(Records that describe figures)
· · · ·
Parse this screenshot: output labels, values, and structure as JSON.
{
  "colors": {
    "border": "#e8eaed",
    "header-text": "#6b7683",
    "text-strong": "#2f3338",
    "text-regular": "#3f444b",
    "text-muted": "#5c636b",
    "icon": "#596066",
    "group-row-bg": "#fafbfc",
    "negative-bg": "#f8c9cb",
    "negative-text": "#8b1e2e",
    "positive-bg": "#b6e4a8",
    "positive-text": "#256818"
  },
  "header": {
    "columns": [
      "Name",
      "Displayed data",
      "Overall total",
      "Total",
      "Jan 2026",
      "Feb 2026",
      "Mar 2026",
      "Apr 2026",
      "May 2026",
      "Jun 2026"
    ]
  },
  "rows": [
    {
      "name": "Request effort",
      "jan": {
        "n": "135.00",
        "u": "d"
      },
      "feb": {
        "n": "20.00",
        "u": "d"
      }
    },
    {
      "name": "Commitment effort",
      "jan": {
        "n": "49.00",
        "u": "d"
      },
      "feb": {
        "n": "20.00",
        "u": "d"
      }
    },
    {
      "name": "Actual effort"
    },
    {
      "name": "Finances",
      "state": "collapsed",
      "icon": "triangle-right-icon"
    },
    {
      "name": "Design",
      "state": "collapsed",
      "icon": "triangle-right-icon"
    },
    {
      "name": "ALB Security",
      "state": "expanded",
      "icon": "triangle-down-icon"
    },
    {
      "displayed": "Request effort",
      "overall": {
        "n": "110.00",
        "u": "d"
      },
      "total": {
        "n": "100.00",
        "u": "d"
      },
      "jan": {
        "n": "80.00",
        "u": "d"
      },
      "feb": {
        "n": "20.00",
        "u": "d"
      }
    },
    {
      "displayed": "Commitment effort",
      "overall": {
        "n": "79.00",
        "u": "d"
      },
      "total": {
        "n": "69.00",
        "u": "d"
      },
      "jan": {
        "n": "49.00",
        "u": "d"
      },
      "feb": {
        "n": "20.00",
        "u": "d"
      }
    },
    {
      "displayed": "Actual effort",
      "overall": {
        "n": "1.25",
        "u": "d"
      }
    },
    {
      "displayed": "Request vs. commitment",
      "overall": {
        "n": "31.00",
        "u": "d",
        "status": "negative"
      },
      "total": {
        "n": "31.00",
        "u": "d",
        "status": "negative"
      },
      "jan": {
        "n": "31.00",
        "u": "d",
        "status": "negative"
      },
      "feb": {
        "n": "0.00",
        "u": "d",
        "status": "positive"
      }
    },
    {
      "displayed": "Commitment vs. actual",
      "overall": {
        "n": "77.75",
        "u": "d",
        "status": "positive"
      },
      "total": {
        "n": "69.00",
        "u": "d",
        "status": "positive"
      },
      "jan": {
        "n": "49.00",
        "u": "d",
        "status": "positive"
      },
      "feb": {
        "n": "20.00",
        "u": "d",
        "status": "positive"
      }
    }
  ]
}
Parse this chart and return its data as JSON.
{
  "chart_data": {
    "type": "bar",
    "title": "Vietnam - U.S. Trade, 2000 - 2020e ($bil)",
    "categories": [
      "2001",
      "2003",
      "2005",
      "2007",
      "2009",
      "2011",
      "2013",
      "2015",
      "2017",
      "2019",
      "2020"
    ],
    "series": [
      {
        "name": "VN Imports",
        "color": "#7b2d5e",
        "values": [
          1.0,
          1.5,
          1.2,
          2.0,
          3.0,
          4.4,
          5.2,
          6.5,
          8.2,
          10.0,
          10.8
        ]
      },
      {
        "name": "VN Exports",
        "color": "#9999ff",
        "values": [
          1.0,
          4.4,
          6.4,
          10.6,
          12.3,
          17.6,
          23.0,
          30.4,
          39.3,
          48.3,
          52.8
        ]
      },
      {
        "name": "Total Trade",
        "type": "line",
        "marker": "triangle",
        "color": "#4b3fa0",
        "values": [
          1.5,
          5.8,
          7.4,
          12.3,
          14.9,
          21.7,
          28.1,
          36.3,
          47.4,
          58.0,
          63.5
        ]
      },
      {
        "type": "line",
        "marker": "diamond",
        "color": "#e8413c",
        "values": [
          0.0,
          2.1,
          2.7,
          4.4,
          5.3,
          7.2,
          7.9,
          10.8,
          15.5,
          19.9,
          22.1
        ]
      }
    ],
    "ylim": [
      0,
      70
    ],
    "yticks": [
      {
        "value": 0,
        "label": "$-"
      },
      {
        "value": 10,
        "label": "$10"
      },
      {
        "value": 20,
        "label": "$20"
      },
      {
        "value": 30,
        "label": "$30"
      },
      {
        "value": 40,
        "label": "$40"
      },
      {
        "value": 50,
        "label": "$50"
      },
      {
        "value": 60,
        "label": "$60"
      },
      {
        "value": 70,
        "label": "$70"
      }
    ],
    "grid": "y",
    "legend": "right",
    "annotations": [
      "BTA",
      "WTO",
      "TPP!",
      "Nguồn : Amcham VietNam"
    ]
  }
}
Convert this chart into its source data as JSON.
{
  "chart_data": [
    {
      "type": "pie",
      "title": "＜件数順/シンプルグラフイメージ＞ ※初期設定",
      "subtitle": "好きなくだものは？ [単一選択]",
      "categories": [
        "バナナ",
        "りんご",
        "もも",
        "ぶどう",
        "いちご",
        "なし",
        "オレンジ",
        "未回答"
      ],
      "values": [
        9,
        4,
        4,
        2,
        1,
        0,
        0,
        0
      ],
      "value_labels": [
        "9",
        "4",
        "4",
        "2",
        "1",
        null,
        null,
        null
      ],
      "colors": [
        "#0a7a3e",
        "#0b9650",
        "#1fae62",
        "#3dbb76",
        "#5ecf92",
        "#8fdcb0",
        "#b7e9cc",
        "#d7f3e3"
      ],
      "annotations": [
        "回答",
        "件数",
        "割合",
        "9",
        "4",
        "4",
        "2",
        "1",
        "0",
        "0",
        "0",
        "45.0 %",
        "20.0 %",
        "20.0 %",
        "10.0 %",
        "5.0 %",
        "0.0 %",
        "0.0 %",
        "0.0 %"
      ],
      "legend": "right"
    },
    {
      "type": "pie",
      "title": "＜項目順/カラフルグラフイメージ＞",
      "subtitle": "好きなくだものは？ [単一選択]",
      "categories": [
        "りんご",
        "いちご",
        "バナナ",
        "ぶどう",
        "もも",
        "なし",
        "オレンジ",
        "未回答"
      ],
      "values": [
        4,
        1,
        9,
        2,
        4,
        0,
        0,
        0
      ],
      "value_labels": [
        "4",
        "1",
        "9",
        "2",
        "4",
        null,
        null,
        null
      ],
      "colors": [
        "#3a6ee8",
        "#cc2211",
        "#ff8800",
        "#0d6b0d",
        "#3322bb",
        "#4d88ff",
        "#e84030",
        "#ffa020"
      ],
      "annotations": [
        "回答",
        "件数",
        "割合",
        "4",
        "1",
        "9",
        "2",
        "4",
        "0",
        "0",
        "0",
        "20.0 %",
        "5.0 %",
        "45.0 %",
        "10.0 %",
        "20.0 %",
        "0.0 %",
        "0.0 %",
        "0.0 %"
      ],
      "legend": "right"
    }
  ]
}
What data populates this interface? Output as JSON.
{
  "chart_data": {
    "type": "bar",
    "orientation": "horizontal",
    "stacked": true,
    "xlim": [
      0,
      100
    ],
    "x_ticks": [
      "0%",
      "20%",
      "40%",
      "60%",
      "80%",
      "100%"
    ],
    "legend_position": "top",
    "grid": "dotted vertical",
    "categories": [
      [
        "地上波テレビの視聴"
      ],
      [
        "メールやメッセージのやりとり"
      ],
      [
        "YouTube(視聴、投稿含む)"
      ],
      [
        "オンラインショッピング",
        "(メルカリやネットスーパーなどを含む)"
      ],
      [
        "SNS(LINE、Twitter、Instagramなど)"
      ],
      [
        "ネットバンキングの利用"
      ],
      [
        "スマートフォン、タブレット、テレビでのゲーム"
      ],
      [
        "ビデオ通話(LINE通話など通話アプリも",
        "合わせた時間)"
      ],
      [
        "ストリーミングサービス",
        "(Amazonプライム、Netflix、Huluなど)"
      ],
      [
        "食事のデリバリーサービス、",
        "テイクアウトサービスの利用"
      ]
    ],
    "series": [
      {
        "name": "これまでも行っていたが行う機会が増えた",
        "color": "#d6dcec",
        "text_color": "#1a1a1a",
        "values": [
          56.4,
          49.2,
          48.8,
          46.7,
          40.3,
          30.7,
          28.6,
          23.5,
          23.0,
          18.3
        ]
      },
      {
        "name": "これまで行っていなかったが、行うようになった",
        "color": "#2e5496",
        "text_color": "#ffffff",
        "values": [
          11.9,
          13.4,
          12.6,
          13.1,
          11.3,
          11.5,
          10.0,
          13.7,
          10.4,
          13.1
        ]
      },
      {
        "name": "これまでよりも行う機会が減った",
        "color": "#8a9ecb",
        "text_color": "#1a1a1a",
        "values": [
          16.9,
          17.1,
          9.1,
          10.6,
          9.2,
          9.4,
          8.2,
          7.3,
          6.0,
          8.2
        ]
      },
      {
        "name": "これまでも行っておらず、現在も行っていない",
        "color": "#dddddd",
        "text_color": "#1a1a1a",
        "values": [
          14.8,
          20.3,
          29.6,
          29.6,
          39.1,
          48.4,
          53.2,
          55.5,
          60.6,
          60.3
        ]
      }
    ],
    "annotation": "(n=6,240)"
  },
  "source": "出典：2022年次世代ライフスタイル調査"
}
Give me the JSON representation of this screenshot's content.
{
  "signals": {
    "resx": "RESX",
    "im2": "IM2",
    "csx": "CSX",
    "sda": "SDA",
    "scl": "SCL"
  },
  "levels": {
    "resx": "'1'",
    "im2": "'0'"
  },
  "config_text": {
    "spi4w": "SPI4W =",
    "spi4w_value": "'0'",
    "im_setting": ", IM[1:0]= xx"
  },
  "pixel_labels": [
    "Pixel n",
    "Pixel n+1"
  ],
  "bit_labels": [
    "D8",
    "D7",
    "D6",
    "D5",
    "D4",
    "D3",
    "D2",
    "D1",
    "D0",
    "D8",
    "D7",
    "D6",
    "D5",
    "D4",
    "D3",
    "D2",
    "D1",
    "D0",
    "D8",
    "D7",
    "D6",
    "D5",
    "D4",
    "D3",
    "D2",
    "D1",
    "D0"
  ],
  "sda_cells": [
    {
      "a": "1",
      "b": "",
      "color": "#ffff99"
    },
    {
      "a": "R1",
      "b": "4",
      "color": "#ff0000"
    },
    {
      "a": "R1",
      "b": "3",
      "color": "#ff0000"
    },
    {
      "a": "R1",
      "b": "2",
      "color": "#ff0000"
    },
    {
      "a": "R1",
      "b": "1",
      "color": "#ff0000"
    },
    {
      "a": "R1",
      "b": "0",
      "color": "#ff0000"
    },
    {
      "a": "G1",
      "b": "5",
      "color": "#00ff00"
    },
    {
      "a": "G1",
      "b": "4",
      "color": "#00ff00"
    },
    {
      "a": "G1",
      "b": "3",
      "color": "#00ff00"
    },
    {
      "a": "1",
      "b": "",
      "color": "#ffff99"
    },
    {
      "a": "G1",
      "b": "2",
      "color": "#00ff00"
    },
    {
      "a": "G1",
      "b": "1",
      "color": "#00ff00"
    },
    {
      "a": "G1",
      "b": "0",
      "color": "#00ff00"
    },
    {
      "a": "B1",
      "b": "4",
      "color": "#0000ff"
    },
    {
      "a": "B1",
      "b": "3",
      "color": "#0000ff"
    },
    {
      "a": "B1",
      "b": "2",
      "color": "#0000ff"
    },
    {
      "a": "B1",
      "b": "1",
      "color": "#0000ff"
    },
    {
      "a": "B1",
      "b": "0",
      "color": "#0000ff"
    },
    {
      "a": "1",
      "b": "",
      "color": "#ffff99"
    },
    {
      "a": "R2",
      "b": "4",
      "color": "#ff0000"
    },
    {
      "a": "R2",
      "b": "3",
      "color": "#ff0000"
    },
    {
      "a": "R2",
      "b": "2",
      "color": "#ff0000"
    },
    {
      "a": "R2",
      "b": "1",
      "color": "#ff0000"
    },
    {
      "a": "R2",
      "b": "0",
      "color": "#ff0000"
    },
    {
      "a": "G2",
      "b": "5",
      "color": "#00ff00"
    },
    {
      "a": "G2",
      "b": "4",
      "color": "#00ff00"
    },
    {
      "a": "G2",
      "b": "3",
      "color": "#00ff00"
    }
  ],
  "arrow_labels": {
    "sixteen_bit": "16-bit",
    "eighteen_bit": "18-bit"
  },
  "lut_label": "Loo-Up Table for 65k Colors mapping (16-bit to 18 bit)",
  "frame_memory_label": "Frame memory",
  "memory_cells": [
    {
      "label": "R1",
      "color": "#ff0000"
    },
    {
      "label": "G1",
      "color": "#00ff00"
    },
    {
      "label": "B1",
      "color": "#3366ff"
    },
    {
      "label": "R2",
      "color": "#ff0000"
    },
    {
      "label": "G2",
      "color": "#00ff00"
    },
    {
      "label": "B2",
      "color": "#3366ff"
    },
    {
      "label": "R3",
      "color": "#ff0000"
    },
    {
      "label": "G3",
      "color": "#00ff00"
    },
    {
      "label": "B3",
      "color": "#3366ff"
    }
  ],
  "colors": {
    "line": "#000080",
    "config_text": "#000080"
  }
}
· · · ·
• **DIRECTIONS**: Show all lines from the records above where the word "Trade" occurs.

• **COMPLETE RESPONSE**:
    "title": "Vietnam - U.S. Trade, 2000 - 2020e ($bil)",
        "name": "Total Trade",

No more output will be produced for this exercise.